— INSTRUCTIONS TO FOLLOW —
Lines containing "standardu" are to be counted. Report the count alone.

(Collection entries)
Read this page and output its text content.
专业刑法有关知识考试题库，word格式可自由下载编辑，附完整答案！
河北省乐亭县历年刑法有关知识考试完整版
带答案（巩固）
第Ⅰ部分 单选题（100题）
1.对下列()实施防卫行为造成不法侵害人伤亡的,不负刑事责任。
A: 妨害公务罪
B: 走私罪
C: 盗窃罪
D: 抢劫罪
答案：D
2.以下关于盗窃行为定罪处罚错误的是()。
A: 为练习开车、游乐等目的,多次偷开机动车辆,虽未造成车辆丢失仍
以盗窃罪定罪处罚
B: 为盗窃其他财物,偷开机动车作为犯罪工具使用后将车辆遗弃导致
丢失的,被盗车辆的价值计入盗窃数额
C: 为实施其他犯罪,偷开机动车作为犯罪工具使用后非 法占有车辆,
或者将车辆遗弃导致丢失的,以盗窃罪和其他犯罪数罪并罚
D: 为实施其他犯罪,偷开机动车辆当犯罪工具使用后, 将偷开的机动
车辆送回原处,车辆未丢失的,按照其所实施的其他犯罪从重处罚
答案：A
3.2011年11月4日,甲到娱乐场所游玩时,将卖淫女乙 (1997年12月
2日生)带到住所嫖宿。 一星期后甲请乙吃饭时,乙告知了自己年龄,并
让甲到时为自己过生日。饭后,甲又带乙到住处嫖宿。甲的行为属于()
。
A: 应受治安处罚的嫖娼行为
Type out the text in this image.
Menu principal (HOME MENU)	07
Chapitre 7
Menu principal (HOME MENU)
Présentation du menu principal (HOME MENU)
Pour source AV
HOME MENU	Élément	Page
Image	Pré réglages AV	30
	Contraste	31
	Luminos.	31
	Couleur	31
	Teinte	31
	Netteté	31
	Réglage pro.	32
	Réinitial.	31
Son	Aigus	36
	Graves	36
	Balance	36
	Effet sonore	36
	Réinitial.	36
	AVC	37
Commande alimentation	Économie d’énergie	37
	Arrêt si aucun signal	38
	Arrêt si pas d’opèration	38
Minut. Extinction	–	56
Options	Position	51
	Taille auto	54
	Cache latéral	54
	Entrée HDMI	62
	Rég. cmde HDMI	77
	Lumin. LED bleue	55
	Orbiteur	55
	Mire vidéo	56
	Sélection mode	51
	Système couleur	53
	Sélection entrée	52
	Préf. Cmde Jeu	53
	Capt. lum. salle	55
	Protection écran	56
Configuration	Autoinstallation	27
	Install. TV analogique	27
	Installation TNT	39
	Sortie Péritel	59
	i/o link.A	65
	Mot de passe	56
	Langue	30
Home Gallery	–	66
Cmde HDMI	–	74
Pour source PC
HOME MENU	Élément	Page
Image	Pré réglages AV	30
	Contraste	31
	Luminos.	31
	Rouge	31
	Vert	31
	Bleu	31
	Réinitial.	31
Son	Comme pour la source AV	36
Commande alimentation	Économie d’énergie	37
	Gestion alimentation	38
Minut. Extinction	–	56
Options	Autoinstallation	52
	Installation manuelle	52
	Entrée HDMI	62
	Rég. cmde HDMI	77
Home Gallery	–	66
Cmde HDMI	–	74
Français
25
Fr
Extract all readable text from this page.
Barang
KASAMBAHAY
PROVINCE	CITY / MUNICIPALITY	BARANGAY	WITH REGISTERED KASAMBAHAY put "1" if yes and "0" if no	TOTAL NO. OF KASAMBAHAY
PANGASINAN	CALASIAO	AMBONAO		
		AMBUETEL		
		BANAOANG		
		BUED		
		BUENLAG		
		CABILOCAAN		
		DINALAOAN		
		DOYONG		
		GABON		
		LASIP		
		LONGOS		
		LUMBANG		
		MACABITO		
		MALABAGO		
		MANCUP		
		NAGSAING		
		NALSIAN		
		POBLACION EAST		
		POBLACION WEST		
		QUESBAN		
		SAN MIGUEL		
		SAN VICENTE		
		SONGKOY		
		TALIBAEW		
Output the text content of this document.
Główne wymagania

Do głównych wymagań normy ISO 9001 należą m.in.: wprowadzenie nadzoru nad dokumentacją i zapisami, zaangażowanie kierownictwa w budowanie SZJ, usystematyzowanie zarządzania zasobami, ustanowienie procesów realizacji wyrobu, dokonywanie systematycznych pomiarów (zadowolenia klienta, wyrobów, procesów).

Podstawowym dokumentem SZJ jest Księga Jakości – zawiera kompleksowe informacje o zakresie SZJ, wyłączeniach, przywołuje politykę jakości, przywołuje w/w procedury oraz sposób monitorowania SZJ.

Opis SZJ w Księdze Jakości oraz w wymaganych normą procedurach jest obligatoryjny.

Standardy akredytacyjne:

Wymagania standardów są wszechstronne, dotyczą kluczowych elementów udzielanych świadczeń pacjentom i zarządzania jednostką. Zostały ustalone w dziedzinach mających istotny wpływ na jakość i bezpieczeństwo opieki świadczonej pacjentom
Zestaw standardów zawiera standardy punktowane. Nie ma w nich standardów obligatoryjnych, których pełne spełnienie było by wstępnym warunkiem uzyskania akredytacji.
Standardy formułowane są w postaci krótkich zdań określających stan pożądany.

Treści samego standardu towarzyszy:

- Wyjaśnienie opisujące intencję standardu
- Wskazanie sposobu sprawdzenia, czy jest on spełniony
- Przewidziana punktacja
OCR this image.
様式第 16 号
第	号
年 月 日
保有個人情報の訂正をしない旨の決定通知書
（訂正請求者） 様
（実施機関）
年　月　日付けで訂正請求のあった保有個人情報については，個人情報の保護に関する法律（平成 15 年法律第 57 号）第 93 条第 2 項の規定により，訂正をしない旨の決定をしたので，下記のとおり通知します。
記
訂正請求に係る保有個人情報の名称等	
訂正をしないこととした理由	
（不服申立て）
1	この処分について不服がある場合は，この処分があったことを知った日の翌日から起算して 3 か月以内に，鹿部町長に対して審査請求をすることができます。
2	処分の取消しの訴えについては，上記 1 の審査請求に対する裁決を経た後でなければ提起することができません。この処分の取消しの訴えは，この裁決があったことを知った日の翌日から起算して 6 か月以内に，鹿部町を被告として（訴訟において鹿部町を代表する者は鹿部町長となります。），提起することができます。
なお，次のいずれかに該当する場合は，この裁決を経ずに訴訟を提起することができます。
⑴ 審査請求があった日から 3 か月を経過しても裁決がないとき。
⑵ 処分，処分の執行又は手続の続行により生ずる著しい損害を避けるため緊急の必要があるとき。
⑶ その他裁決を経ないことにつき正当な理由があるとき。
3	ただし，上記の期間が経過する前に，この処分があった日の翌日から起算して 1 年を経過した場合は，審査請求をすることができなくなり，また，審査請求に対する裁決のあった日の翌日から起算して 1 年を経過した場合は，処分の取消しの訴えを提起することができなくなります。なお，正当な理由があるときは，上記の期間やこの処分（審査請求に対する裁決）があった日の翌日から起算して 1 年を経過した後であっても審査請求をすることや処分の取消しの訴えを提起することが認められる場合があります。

— RESPONSE TO THE TASK —
2